>> Start Exercise material

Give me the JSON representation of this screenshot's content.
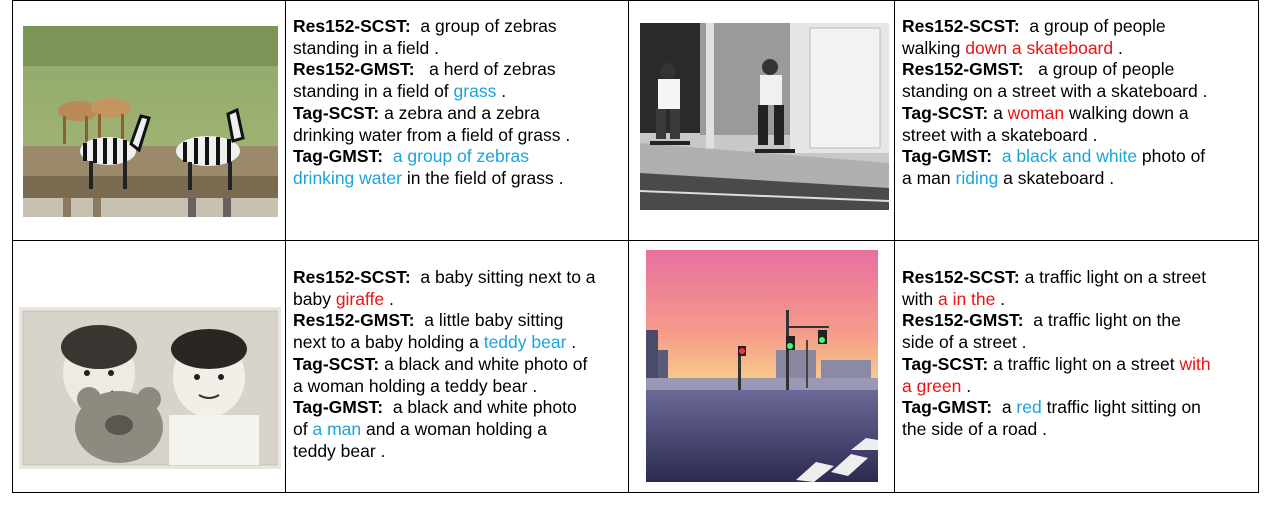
{
  "colors": {
    "good": "#1aa3dd",
    "bad": "#ee1111",
    "text": "#000000",
    "rule": "#000000"
  },
  "cells": [
    {
      "image": "zebras-image",
      "captions": [
        [
          {
            "t": "Res152-SCST:",
            "s": "b"
          },
          {
            "t": "  a group of zebras",
            "s": ""
          }
        ],
        [
          {
            "t": "standing in a field .",
            "s": ""
          }
        ],
        [
          {
            "t": "Res152-GMST:",
            "s": "b"
          },
          {
            "t": "   a herd of zebras",
            "s": ""
          }
        ],
        [
          {
            "t": "standing in a field of ",
            "s": ""
          },
          {
            "t": "grass",
            "s": "blue"
          },
          {
            "t": " .",
            "s": ""
          }
        ],
        [
          {
            "t": "Tag-SCST:",
            "s": "b"
          },
          {
            "t": " a zebra and a zebra",
            "s": ""
          }
        ],
        [
          {
            "t": "drinking water from a field of grass .",
            "s": ""
          }
        ],
        [
          {
            "t": "Tag-GMST:",
            "s": "b"
          },
          {
            "t": "  ",
            "s": ""
          },
          {
            "t": "a group of zebras",
            "s": "blue"
          }
        ],
        [
          {
            "t": "drinking water",
            "s": "blue"
          },
          {
            "t": " in the field of grass .",
            "s": ""
          }
        ]
      ]
    },
    {
      "image": "skateboard-image",
      "captions": [
        [
          {
            "t": "Res152-SCST:",
            "s": "b"
          },
          {
            "t": "  a group of people",
            "s": ""
          }
        ],
        [
          {
            "t": "walking ",
            "s": ""
          },
          {
            "t": "down a skateboard",
            "s": "red"
          },
          {
            "t": " .",
            "s": ""
          }
        ],
        [
          {
            "t": "Res152-GMST:",
            "s": "b"
          },
          {
            "t": "   a group of people",
            "s": ""
          }
        ],
        [
          {
            "t": "standing on a street with a skateboard .",
            "s": ""
          }
        ],
        [
          {
            "t": "Tag-SCST:",
            "s": "b"
          },
          {
            "t": " a ",
            "s": ""
          },
          {
            "t": "woman",
            "s": "red"
          },
          {
            "t": " walking down a",
            "s": ""
          }
        ],
        [
          {
            "t": "street with a skateboard .",
            "s": ""
          }
        ],
        [
          {
            "t": "Tag-GMST:",
            "s": "b"
          },
          {
            "t": "  ",
            "s": ""
          },
          {
            "t": "a black and white",
            "s": "blue"
          },
          {
            "t": " photo of",
            "s": ""
          }
        ],
        [
          {
            "t": "a man ",
            "s": ""
          },
          {
            "t": "riding",
            "s": "blue"
          },
          {
            "t": " a skateboard .",
            "s": ""
          }
        ]
      ]
    },
    {
      "image": "baby-photo-image",
      "captions": [
        [
          {
            "t": "Res152-SCST:",
            "s": "b"
          },
          {
            "t": "  a baby sitting next to a",
            "s": ""
          }
        ],
        [
          {
            "t": "baby ",
            "s": ""
          },
          {
            "t": "giraffe",
            "s": "red"
          },
          {
            "t": " .",
            "s": ""
          }
        ],
        [
          {
            "t": "Res152-GMST:",
            "s": "b"
          },
          {
            "t": "  a little baby sitting",
            "s": ""
          }
        ],
        [
          {
            "t": "next to a baby holding a ",
            "s": ""
          },
          {
            "t": "teddy bear",
            "s": "blue"
          },
          {
            "t": " .",
            "s": ""
          }
        ],
        [
          {
            "t": "Tag-SCST:",
            "s": "b"
          },
          {
            "t": " a black and white photo of",
            "s": ""
          }
        ],
        [
          {
            "t": "a woman holding a teddy bear .",
            "s": ""
          }
        ],
        [
          {
            "t": "Tag-GMST:",
            "s": "b"
          },
          {
            "t": "  a black and white photo",
            "s": ""
          }
        ],
        [
          {
            "t": "of ",
            "s": ""
          },
          {
            "t": "a man",
            "s": "blue"
          },
          {
            "t": " and a woman holding a",
            "s": ""
          }
        ],
        [
          {
            "t": "teddy bear .",
            "s": ""
          }
        ]
      ]
    },
    {
      "image": "traffic-light-image",
      "captions": [
        [
          {
            "t": "Res152-SCST:",
            "s": "b"
          },
          {
            "t": " a traffic light on a street",
            "s": ""
          }
        ],
        [
          {
            "t": "with ",
            "s": ""
          },
          {
            "t": "a in the",
            "s": "red"
          },
          {
            "t": " .",
            "s": ""
          }
        ],
        [
          {
            "t": "Res152-GMST:",
            "s": "b"
          },
          {
            "t": "  a traffic light on the",
            "s": ""
          }
        ],
        [
          {
            "t": "side of a street .",
            "s": ""
          }
        ],
        [
          {
            "t": "Tag-SCST:",
            "s": "b"
          },
          {
            "t": " a traffic light on a street ",
            "s": ""
          },
          {
            "t": "with",
            "s": "red"
          }
        ],
        [
          {
            "t": "a green",
            "s": "red"
          },
          {
            "t": " .",
            "s": ""
          }
        ],
        [
          {
            "t": "Tag-GMST:",
            "s": "b"
          },
          {
            "t": "  a ",
            "s": ""
          },
          {
            "t": "red",
            "s": "blue"
          },
          {
            "t": " traffic light sitting on",
            "s": ""
          }
        ],
        [
          {
            "t": "the side of a road .",
            "s": ""
          }
        ]
      ]
    }
  ]
}
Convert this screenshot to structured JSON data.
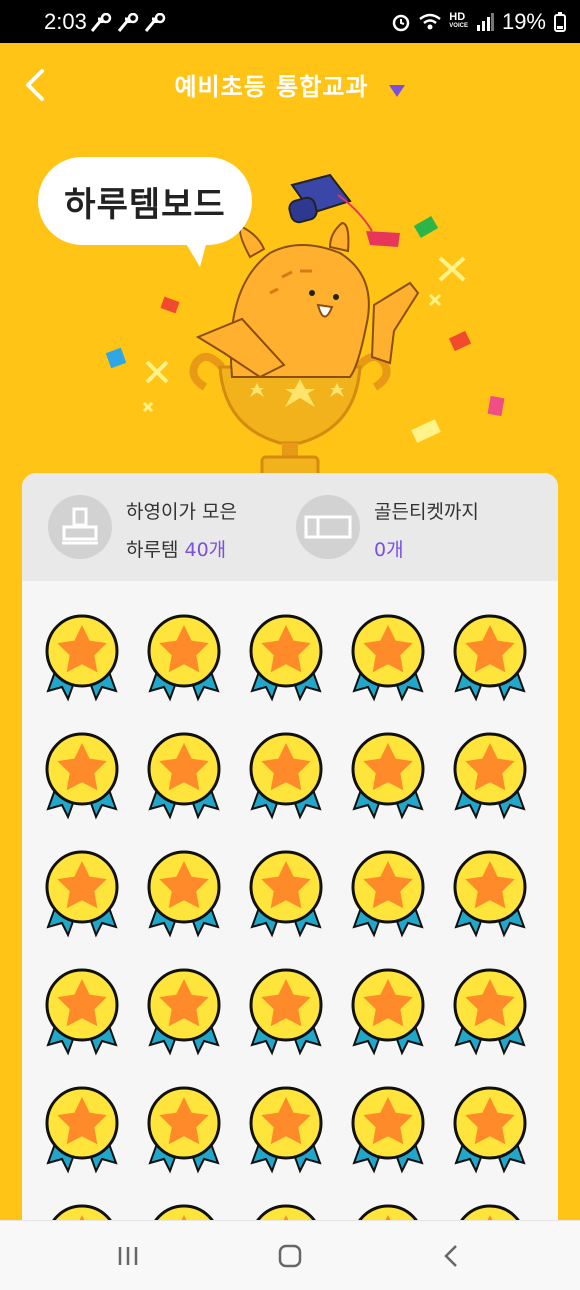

>> End Exercise material

**Task requirements:** Output the records above exactly as they are, leaving out the pictures.

**Solution to this problem:**
Give me the JSON representation of this screenshot's content.
{
  "colors": {
    "good": "#1aa3dd",
    "bad": "#ee1111",
    "text": "#000000",
    "rule": "#000000"
  },
  "cells": [
    {
      "image": "zebras-image",
      "captions": [
        [
          {
            "t": "Res152-SCST:",
            "s": "b"
          },
          {
            "t": "  a group of zebras",
            "s": ""
          }
        ],
        [
          {
            "t": "standing in a field .",
            "s": ""
          }
        ],
        [
          {
            "t": "Res152-GMST:",
            "s": "b"
          },
          {
            "t": "   a herd of zebras",
            "s": ""
          }
        ],
        [
          {
            "t": "standing in a field of ",
            "s": ""
          },
          {
            "t": "grass",
            "s": "blue"
          },
          {
            "t": " .",
            "s": ""
          }
        ],
        [
          {
            "t": "Tag-SCST:",
            "s": "b"
          },
          {
            "t": " a zebra and a zebra",
            "s": ""
          }
        ],
        [
          {
            "t": "drinking water from a field of grass .",
            "s": ""
          }
        ],
        [
          {
            "t": "Tag-GMST:",
            "s": "b"
          },
          {
            "t": "  ",
            "s": ""
          },
          {
            "t": "a group of zebras",
            "s": "blue"
          }
        ],
        [
          {
            "t": "drinking water",
            "s": "blue"
          },
          {
            "t": " in the field of grass .",
            "s": ""
          }
        ]
      ]
    },
    {
      "image": "skateboard-image",
      "captions": [
        [
          {
            "t": "Res152-SCST:",
            "s": "b"
          },
          {
            "t": "  a group of people",
            "s": ""
          }
        ],
        [
          {
            "t": "walking ",
            "s": ""
          },
          {
            "t": "down a skateboard",
            "s": "red"
          },
          {
            "t": " .",
            "s": ""
          }
        ],
        [
          {
            "t": "Res152-GMST:",
            "s": "b"
          },
          {
            "t": "   a group of people",
            "s": ""
          }
        ],
        [
          {
            "t": "standing on a street with a skateboard .",
            "s": ""
          }
        ],
        [
          {
            "t": "Tag-SCST:",
            "s": "b"
          },
          {
            "t": " a ",
            "s": ""
          },
          {
            "t": "woman",
            "s": "red"
          },
          {
            "t": " walking down a",
            "s": ""
          }
        ],
        [
          {
            "t": "street with a skateboard .",
            "s": ""
          }
        ],
        [
          {
            "t": "Tag-GMST:",
            "s": "b"
          },
          {
            "t": "  ",
            "s": ""
          },
          {
            "t": "a black and white",
            "s": "blue"
          },
          {
            "t": " photo of",
            "s": ""
          }
        ],
        [
          {
            "t": "a man ",
            "s": ""
          },
          {
            "t": "riding",
            "s": "blue"
          },
          {
            "t": " a skateboard .",
            "s": ""
          }
        ]
      ]
    },
    {
      "image": "baby-photo-image",
      "captions": [
        [
          {
            "t": "Res152-SCST:",
            "s": "b"
          },
          {
            "t": "  a baby sitting next to a",
            "s": ""
          }
        ],
        [
          {
            "t": "baby ",
            "s": ""
          },
          {
            "t": "giraffe",
            "s": "red"
          },
          {
            "t": " .",
            "s": ""
          }
        ],
        [
          {
            "t": "Res152-GMST:",
            "s": "b"
          },
          {
            "t": "  a little baby sitting",
            "s": ""
          }
        ],
        [
          {
            "t": "next to a baby holding a ",
            "s": ""
          },
          {
            "t": "teddy bear",
            "s": "blue"
          },
          {
            "t": " .",
            "s": ""
          }
        ],
        [
          {
            "t": "Tag-SCST:",
            "s": "b"
          },
          {
            "t": " a black and white photo of",
            "s": ""
          }
        ],
        [
          {
            "t": "a woman holding a teddy bear .",
            "s": ""
          }
        ],
        [
          {
            "t": "Tag-GMST:",
            "s": "b"
          },
          {
            "t": "  a black and white photo",
            "s": ""
          }
        ],
        [
          {
            "t": "of ",
            "s": ""
          },
          {
            "t": "a man",
            "s": "blue"
          },
          {
            "t": " and a woman holding a",
            "s": ""
          }
        ],
        [
          {
            "t": "teddy bear .",
            "s": ""
          }
        ]
      ]
    },
    {
      "image": "traffic-light-image",
      "captions": [
        [
          {
            "t": "Res152-SCST:",
            "s": "b"
          },
          {
            "t": " a traffic light on a street",
            "s": ""
          }
        ],
        [
          {
            "t": "with ",
            "s": ""
          },
          {
            "t": "a in the",
            "s": "red"
          },
          {
            "t": " .",
            "s": ""
          }
        ],
        [
          {
            "t": "Res152-GMST:",
            "s": "b"
          },
          {
            "t": "  a traffic light on the",
            "s": ""
          }
        ],
        [
          {
            "t": "side of a street .",
            "s": ""
          }
        ],
        [
          {
            "t": "Tag-SCST:",
            "s": "b"
          },
          {
            "t": " a traffic light on a street ",
            "s": ""
          },
          {
            "t": "with",
            "s": "red"
          }
        ],
        [
          {
            "t": "a green",
            "s": "red"
          },
          {
            "t": " .",
            "s": ""
          }
        ],
        [
          {
            "t": "Tag-GMST:",
            "s": "b"
          },
          {
            "t": "  a ",
            "s": ""
          },
          {
            "t": "red",
            "s": "blue"
          },
          {
            "t": " traffic light sitting on",
            "s": ""
          }
        ],
        [
          {
            "t": "the side of a road .",
            "s": ""
          }
        ]
      ]
    }
  ]
}
Convert this screenshot to structured JSON data.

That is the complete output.